───── DATA RECORDS

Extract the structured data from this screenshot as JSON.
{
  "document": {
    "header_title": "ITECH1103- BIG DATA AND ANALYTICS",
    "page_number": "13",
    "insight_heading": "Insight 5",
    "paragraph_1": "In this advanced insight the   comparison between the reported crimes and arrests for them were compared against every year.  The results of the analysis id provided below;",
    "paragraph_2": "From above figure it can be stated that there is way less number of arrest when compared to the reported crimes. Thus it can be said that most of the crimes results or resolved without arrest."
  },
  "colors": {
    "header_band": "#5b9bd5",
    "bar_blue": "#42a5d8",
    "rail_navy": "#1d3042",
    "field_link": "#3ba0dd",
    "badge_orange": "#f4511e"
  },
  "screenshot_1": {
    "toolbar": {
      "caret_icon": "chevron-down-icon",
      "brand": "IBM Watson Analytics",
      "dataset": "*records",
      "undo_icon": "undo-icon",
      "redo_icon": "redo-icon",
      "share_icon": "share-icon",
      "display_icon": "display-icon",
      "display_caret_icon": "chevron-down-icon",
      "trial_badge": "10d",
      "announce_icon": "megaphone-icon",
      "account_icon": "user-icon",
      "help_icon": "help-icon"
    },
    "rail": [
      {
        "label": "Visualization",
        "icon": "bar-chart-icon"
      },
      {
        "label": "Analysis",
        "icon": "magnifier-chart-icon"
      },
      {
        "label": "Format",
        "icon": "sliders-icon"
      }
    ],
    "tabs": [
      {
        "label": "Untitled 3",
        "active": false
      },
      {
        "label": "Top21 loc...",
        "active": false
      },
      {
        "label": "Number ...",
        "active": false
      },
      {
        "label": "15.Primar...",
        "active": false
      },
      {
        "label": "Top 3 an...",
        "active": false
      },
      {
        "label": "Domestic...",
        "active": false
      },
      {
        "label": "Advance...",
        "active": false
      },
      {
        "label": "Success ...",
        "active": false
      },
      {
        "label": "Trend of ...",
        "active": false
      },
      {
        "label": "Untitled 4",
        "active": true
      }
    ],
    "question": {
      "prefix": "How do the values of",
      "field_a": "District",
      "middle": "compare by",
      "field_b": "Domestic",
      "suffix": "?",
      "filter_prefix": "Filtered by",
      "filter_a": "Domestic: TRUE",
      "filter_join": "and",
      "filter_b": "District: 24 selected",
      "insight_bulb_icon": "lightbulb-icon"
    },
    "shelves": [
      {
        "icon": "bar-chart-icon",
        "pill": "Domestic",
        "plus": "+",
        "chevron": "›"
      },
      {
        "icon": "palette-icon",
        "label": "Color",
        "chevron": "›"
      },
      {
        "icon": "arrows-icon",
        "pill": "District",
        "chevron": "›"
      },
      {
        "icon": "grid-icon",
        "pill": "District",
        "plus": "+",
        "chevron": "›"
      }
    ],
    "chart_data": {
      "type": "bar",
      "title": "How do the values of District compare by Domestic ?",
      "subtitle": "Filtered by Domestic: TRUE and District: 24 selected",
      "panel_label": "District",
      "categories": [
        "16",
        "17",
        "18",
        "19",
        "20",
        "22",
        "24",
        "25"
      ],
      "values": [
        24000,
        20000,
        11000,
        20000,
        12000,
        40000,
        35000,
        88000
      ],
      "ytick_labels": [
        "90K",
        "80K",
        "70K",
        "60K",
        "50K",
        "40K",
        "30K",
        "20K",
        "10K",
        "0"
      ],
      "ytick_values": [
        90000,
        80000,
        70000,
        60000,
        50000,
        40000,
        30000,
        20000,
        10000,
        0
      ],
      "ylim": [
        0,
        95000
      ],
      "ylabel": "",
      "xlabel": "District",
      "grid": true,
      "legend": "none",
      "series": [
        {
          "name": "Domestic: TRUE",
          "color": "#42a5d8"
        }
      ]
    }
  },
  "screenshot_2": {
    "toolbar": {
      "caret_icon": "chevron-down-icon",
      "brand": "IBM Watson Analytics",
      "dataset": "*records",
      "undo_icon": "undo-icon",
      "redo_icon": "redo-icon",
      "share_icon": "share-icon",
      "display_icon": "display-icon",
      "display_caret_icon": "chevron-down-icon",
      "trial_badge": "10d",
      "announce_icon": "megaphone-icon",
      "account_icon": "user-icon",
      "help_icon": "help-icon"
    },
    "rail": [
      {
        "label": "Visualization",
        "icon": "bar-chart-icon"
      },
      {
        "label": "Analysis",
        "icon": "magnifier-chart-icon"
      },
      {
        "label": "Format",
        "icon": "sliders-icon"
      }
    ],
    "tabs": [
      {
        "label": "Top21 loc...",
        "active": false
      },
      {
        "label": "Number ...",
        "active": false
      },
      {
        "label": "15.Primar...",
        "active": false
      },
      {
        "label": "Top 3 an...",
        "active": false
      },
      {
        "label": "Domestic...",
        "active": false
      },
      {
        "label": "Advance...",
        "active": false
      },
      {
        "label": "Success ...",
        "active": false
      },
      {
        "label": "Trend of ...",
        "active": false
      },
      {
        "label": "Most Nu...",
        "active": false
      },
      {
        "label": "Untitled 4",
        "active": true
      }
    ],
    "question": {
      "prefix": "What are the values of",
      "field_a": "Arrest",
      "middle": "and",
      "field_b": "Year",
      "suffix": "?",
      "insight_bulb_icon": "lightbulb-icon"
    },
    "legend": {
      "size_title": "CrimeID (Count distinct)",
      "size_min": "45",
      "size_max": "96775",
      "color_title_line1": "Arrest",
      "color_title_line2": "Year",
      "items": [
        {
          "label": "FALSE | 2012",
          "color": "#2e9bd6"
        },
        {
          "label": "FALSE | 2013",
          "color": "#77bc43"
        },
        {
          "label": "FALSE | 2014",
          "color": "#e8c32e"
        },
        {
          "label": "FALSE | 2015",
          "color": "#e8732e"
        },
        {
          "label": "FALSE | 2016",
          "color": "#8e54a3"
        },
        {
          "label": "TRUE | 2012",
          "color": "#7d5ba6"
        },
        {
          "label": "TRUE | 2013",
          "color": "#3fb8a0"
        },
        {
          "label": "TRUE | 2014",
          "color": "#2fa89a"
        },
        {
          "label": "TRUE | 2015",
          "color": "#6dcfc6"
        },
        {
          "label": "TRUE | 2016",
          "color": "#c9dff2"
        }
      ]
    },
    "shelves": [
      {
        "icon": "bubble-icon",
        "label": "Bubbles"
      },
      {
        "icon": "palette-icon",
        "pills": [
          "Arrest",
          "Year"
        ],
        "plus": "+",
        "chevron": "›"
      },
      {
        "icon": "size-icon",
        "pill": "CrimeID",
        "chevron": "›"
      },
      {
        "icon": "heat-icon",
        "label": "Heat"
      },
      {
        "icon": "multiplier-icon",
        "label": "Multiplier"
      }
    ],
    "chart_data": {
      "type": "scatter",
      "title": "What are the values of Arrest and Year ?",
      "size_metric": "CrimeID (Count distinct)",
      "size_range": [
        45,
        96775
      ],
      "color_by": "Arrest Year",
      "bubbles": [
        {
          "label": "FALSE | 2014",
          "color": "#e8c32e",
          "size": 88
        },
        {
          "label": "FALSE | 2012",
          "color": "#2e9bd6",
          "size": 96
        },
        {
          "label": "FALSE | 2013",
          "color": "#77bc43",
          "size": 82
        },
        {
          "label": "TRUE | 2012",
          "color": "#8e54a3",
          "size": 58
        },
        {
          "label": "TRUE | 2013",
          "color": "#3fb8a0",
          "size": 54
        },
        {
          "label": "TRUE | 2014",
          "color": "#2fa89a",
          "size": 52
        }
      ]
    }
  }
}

──────────

_GOAL_. Where a line of the data holds "What", show that line.

_WRITTEN ANSWER_.
      "prefix": "What are the values of",
      "title": "What are the values of Arrest and Year ?",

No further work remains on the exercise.